* start RECORDS FOR THE TASK *

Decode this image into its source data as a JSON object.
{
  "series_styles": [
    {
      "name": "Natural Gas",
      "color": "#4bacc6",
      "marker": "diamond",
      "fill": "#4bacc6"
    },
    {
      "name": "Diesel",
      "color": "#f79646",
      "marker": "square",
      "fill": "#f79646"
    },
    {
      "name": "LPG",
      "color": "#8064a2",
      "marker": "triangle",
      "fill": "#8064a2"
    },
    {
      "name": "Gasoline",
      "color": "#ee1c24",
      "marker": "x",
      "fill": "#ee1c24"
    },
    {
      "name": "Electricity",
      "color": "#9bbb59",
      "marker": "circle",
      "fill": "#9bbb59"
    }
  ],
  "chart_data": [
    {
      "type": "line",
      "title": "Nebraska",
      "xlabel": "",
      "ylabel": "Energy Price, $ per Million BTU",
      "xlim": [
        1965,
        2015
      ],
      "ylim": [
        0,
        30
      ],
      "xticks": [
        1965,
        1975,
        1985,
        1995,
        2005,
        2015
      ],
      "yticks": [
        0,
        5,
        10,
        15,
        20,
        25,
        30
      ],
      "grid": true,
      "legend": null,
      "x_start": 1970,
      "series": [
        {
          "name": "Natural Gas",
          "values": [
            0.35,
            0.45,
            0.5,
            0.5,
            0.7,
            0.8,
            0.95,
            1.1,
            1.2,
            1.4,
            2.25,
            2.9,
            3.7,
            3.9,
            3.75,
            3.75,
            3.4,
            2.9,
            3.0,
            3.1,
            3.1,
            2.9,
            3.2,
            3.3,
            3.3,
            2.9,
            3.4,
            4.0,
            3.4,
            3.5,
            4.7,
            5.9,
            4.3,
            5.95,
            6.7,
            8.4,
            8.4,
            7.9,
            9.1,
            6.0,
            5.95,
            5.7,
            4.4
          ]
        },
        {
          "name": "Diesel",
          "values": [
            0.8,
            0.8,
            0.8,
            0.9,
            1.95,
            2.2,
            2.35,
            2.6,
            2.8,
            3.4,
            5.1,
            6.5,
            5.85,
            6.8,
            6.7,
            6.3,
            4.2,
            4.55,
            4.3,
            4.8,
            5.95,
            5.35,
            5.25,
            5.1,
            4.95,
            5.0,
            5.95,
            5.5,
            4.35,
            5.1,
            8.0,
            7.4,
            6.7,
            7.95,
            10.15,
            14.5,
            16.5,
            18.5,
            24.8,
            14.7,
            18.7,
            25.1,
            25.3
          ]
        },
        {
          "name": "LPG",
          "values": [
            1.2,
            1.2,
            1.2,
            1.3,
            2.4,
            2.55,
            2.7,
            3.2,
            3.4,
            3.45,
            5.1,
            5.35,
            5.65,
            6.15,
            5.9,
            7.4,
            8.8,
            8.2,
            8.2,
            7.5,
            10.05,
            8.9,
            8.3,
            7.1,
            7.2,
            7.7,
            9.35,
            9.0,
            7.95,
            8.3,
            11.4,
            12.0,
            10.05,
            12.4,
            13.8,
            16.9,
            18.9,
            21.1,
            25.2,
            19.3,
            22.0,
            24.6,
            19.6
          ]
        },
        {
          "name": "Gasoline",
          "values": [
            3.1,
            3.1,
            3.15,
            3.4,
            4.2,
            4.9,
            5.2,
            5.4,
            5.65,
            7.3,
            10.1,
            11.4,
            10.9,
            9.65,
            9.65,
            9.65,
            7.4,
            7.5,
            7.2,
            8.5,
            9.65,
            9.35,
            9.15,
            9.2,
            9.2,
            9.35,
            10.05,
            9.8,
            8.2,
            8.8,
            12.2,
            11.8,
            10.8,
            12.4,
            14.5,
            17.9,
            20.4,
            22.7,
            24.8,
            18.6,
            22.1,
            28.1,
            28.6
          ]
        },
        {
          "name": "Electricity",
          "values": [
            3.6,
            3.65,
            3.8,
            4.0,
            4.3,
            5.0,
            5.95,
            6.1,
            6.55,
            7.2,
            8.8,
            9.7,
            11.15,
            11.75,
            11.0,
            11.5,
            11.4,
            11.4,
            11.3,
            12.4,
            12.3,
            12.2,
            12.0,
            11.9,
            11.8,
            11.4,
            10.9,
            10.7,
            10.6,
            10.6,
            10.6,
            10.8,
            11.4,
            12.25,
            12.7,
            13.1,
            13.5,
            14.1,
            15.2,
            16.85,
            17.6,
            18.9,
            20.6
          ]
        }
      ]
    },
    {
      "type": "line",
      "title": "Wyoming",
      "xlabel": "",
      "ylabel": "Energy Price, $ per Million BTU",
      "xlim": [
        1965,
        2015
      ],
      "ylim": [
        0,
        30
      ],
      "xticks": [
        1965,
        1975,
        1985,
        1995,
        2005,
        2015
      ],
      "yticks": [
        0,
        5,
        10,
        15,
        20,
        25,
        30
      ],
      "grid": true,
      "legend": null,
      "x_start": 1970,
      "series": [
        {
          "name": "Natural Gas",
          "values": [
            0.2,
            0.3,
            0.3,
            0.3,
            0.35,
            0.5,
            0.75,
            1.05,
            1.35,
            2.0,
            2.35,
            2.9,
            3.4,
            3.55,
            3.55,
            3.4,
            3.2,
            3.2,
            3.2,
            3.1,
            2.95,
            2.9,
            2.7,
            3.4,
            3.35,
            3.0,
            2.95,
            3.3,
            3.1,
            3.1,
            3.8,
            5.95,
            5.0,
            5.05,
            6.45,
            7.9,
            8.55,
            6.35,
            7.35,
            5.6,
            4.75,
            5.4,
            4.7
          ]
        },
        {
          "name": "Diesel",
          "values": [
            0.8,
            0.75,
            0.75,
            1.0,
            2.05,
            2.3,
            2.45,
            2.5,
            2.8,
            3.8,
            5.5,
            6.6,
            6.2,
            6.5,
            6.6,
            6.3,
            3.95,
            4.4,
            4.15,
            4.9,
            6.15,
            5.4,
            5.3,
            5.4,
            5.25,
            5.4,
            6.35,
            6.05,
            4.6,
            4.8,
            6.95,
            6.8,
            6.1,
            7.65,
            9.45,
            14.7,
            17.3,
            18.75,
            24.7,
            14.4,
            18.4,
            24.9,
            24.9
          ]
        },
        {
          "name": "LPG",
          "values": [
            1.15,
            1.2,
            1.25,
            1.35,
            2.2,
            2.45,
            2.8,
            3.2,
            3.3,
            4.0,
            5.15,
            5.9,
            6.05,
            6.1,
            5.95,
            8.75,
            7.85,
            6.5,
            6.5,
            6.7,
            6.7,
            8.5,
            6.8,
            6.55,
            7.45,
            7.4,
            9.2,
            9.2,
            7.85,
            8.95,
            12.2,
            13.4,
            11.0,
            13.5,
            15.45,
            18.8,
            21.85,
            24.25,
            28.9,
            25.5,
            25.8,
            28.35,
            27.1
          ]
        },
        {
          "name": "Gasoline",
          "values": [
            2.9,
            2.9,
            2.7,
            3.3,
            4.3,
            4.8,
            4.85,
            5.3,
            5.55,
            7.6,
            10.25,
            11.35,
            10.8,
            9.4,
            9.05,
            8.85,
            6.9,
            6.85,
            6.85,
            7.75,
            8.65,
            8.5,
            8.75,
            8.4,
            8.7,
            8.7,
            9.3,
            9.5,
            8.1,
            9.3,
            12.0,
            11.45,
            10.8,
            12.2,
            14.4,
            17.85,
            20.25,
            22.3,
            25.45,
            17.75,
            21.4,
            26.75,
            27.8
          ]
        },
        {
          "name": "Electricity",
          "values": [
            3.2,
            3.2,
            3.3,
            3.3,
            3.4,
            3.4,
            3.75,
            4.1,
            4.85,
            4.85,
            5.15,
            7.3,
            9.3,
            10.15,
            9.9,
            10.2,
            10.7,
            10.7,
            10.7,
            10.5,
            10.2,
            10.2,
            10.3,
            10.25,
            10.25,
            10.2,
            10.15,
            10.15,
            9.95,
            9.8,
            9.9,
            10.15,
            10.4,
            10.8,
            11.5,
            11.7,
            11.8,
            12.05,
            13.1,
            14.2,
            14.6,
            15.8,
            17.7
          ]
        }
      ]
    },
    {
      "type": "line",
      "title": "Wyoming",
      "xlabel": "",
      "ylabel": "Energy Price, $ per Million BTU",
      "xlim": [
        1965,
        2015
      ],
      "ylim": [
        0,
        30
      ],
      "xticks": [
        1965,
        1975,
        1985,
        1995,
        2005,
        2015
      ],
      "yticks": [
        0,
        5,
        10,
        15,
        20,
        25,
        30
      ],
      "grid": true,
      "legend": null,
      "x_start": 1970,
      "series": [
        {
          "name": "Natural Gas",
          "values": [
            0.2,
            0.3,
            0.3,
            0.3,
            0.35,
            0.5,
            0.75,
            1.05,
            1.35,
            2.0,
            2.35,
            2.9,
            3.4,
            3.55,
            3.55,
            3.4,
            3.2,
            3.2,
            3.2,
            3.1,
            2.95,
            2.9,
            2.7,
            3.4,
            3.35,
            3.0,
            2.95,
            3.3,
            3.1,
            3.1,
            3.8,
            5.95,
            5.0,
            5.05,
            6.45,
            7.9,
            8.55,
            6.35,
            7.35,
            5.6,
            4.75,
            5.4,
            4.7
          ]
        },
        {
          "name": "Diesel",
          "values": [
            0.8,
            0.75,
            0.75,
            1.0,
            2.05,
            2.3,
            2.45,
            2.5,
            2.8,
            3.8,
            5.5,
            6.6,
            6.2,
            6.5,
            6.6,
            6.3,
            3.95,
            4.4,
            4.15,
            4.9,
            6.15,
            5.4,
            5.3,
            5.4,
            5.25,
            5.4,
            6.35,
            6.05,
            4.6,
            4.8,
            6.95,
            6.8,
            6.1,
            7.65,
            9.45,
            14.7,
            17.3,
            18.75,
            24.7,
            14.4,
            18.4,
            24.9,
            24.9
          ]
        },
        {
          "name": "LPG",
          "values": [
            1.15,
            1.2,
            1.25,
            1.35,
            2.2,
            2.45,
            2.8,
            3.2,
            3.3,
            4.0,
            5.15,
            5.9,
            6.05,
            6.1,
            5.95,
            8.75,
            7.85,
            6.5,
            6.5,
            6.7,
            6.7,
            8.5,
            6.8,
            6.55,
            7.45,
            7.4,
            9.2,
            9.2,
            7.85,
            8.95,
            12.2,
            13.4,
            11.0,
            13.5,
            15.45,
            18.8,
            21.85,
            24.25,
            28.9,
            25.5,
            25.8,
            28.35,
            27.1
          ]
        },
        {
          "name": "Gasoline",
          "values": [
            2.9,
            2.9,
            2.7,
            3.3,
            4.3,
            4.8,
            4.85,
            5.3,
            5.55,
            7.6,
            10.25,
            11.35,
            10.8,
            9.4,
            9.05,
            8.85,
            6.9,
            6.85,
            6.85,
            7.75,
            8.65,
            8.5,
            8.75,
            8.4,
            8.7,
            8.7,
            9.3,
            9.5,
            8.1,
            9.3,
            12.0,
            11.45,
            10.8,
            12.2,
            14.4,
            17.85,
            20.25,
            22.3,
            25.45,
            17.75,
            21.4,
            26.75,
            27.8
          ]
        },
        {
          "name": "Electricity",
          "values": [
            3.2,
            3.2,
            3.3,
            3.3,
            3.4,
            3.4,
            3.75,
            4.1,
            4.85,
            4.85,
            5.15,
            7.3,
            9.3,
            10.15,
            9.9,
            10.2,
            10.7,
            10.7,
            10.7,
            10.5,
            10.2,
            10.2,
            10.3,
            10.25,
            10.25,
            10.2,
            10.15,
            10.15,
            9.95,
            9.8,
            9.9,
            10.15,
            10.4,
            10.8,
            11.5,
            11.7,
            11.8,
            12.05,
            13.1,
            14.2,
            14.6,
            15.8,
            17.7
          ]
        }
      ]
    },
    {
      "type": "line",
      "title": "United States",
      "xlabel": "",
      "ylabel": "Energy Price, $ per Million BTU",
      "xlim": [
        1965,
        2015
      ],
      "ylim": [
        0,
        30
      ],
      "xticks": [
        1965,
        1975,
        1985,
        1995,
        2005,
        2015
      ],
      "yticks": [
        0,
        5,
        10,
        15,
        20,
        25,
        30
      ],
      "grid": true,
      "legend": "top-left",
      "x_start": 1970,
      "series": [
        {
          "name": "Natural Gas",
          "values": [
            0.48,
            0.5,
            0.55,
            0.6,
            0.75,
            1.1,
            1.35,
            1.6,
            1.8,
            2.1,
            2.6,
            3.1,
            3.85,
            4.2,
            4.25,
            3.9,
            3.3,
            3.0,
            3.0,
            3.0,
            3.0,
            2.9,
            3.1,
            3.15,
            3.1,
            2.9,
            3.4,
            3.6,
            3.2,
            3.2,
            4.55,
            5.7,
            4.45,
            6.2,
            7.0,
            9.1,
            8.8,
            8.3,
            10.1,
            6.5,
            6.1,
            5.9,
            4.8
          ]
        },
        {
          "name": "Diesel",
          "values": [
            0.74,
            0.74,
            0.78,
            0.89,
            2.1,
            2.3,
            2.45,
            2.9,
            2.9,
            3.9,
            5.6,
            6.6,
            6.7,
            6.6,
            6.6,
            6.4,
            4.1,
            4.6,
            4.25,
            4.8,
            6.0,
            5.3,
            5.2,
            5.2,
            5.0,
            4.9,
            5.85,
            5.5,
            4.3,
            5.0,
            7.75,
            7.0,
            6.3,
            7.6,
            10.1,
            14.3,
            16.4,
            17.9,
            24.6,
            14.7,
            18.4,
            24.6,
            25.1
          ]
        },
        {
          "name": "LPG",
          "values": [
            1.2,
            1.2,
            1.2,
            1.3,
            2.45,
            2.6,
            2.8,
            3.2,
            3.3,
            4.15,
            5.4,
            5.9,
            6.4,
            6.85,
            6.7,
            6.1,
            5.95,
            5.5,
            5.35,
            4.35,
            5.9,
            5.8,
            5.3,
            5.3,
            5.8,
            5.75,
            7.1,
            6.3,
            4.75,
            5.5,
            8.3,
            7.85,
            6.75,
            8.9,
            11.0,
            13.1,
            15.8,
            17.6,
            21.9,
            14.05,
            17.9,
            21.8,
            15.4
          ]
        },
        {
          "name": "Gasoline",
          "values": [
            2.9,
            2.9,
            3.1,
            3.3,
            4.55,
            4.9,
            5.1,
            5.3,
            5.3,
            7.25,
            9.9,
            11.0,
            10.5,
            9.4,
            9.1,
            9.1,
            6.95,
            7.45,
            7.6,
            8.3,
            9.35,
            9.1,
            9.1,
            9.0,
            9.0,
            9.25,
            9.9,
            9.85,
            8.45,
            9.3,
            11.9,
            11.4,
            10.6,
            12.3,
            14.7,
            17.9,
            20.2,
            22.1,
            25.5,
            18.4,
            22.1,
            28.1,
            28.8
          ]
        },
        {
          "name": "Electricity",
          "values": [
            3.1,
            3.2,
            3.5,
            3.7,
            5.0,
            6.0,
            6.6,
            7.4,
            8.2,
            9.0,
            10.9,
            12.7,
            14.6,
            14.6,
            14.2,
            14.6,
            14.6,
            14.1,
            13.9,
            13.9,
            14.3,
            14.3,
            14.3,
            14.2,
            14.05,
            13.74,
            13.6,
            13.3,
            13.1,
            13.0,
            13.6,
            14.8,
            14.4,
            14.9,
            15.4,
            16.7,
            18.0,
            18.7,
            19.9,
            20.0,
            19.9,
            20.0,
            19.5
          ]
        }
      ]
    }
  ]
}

* end RECORDS FOR THE TASK *

WHAT YOU WILL DO - Report every line containing the word "fill" from the listing above.

SOLUTION FOR THIS PROBLEM -
      "fill": "#4bacc6"
      "fill": "#f79646"
      "fill": "#8064a2"
      "fill": "#ee1c24"
      "fill": "#9bbb59"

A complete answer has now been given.